Exercise: Reproduce all of the data that follows, character for character.

Material to process:
- - - -

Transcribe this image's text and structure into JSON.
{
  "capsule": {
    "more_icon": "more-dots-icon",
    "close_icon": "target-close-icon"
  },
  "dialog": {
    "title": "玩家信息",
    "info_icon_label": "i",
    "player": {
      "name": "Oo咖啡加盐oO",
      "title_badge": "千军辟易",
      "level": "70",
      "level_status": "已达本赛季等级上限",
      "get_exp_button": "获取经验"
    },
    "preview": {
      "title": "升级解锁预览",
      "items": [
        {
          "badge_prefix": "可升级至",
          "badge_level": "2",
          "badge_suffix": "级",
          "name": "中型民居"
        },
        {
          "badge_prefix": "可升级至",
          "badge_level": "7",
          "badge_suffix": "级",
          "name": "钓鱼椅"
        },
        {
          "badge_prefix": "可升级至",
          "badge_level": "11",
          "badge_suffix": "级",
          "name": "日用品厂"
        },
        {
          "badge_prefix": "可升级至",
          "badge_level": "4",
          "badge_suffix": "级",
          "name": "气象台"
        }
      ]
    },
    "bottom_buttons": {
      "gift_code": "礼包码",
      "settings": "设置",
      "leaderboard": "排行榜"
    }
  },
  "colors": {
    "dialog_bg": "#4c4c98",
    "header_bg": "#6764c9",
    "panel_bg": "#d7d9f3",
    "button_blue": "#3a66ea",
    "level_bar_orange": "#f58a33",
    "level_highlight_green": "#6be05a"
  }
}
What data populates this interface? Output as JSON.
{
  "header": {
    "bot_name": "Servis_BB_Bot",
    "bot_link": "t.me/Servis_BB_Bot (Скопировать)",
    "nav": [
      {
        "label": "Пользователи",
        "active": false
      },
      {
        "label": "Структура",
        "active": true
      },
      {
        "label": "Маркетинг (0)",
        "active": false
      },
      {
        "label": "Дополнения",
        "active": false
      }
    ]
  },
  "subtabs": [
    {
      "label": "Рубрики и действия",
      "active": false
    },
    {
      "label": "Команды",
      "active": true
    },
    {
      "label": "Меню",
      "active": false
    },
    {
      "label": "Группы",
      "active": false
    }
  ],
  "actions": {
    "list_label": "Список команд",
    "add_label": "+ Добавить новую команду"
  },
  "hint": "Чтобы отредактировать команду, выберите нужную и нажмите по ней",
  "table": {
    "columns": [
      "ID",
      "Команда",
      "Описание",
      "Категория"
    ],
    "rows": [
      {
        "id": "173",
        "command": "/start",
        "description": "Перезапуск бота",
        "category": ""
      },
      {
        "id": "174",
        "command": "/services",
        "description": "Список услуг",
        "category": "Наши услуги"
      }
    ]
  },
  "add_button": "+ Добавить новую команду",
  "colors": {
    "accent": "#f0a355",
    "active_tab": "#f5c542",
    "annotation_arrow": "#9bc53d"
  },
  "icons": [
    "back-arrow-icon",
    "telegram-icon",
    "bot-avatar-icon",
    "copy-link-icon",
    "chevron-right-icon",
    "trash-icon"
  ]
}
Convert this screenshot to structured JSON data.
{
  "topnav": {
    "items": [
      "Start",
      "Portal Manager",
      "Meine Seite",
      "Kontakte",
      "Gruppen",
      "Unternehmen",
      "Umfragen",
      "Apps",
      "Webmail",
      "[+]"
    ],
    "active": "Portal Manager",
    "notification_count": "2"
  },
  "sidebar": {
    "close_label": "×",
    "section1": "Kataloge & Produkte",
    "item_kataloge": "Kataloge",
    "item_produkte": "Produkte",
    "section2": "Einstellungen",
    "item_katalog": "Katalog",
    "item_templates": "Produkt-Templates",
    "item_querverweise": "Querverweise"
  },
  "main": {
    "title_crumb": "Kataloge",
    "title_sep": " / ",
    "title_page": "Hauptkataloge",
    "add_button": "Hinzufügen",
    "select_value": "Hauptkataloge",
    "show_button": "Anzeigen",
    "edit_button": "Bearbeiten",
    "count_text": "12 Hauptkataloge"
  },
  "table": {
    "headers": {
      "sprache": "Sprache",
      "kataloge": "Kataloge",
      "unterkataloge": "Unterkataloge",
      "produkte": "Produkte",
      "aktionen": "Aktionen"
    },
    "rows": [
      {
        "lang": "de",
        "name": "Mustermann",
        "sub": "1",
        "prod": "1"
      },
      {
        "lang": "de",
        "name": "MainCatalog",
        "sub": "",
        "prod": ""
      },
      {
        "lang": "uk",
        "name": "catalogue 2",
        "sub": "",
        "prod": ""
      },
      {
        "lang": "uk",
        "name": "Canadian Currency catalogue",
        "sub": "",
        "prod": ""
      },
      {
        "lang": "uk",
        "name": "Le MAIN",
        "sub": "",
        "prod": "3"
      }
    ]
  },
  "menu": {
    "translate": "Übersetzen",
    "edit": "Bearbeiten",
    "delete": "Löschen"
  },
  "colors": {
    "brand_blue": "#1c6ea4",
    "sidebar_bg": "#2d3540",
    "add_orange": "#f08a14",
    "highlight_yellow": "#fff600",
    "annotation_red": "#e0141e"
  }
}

- - - -

Written response:
Transcribe this image's text and structure into JSON.
{
  "capsule": {
    "more_icon": "more-dots-icon",
    "close_icon": "target-close-icon"
  },
  "dialog": {
    "title": "玩家信息",
    "info_icon_label": "i",
    "player": {
      "name": "Oo咖啡加盐oO",
      "title_badge": "千军辟易",
      "level": "70",
      "level_status": "已达本赛季等级上限",
      "get_exp_button": "获取经验"
    },
    "preview": {
      "title": "升级解锁预览",
      "items": [
        {
          "badge_prefix": "可升级至",
          "badge_level": "2",
          "badge_suffix": "级",
          "name": "中型民居"
        },
        {
          "badge_prefix": "可升级至",
          "badge_level": "7",
          "badge_suffix": "级",
          "name": "钓鱼椅"
        },
        {
          "badge_prefix": "可升级至",
          "badge_level": "11",
          "badge_suffix": "级",
          "name": "日用品厂"
        },
        {
          "badge_prefix": "可升级至",
          "badge_level": "4",
          "badge_suffix": "级",
          "name": "气象台"
        }
      ]
    },
    "bottom_buttons": {
      "gift_code": "礼包码",
      "settings": "设置",
      "leaderboard": "排行榜"
    }
  },
  "colors": {
    "dialog_bg": "#4c4c98",
    "header_bg": "#6764c9",
    "panel_bg": "#d7d9f3",
    "button_blue": "#3a66ea",
    "level_bar_orange": "#f58a33",
    "level_highlight_green": "#6be05a"
  }
}
What data populates this interface? Output as JSON.
{
  "header": {
    "bot_name": "Servis_BB_Bot",
    "bot_link": "t.me/Servis_BB_Bot (Скопировать)",
    "nav": [
      {
        "label": "Пользователи",
        "active": false
      },
      {
        "label": "Структура",
        "active": true
      },
      {
        "label": "Маркетинг (0)",
        "active": false
      },
      {
        "label": "Дополнения",
        "active": false
      }
    ]
  },
  "subtabs": [
    {
      "label": "Рубрики и действия",
      "active": false
    },
    {
      "label": "Команды",
      "active": true
    },
    {
      "label": "Меню",
      "active": false
    },
    {
      "label": "Группы",
      "active": false
    }
  ],
  "actions": {
    "list_label": "Список команд",
    "add_label": "+ Добавить новую команду"
  },
  "hint": "Чтобы отредактировать команду, выберите нужную и нажмите по ней",
  "table": {
    "columns": [
      "ID",
      "Команда",
      "Описание",
      "Категория"
    ],
    "rows": [
      {
        "id": "173",
        "command": "/start",
        "description": "Перезапуск бота",
        "category": ""
      },
      {
        "id": "174",
        "command": "/services",
        "description": "Список услуг",
        "category": "Наши услуги"
      }
    ]
  },
  "add_button": "+ Добавить новую команду",
  "colors": {
    "accent": "#f0a355",
    "active_tab": "#f5c542",
    "annotation_arrow": "#9bc53d"
  },
  "icons": [
    "back-arrow-icon",
    "telegram-icon",
    "bot-avatar-icon",
    "copy-link-icon",
    "chevron-right-icon",
    "trash-icon"
  ]
}
Convert this screenshot to structured JSON data.
{
  "topnav": {
    "items": [
      "Start",
      "Portal Manager",
      "Meine Seite",
      "Kontakte",
      "Gruppen",
      "Unternehmen",
      "Umfragen",
      "Apps",
      "Webmail",
      "[+]"
    ],
    "active": "Portal Manager",
    "notification_count": "2"
  },
  "sidebar": {
    "close_label": "×",
    "section1": "Kataloge & Produkte",
    "item_kataloge": "Kataloge",
    "item_produkte": "Produkte",
    "section2": "Einstellungen",
    "item_katalog": "Katalog",
    "item_templates": "Produkt-Templates",
    "item_querverweise": "Querverweise"
  },
  "main": {
    "title_crumb": "Kataloge",
    "title_sep": " / ",
    "title_page": "Hauptkataloge",
    "add_button": "Hinzufügen",
    "select_value": "Hauptkataloge",
    "show_button": "Anzeigen",
    "edit_button": "Bearbeiten",
    "count_text": "12 Hauptkataloge"
  },
  "table": {
    "headers": {
      "sprache": "Sprache",
      "kataloge": "Kataloge",
      "unterkataloge": "Unterkataloge",
      "produkte": "Produkte",
      "aktionen": "Aktionen"
    },
    "rows": [
      {
        "lang": "de",
        "name": "Mustermann",
        "sub": "1",
        "prod": "1"
      },
      {
        "lang": "de",
        "name": "MainCatalog",
        "sub": "",
        "prod": ""
      },
      {
        "lang": "uk",
        "name": "catalogue 2",
        "sub": "",
        "prod": ""
      },
      {
        "lang": "uk",
        "name": "Canadian Currency catalogue",
        "sub": "",
        "prod": ""
      },
      {
        "lang": "uk",
        "name": "Le MAIN",
        "sub": "",
        "prod": "3"
      }
    ]
  },
  "menu": {
    "translate": "Übersetzen",
    "edit": "Bearbeiten",
    "delete": "Löschen"
  },
  "colors": {
    "brand_blue": "#1c6ea4",
    "sidebar_bg": "#2d3540",
    "add_orange": "#f08a14",
    "highlight_yellow": "#fff600",
    "annotation_red": "#e0141e"
  }
}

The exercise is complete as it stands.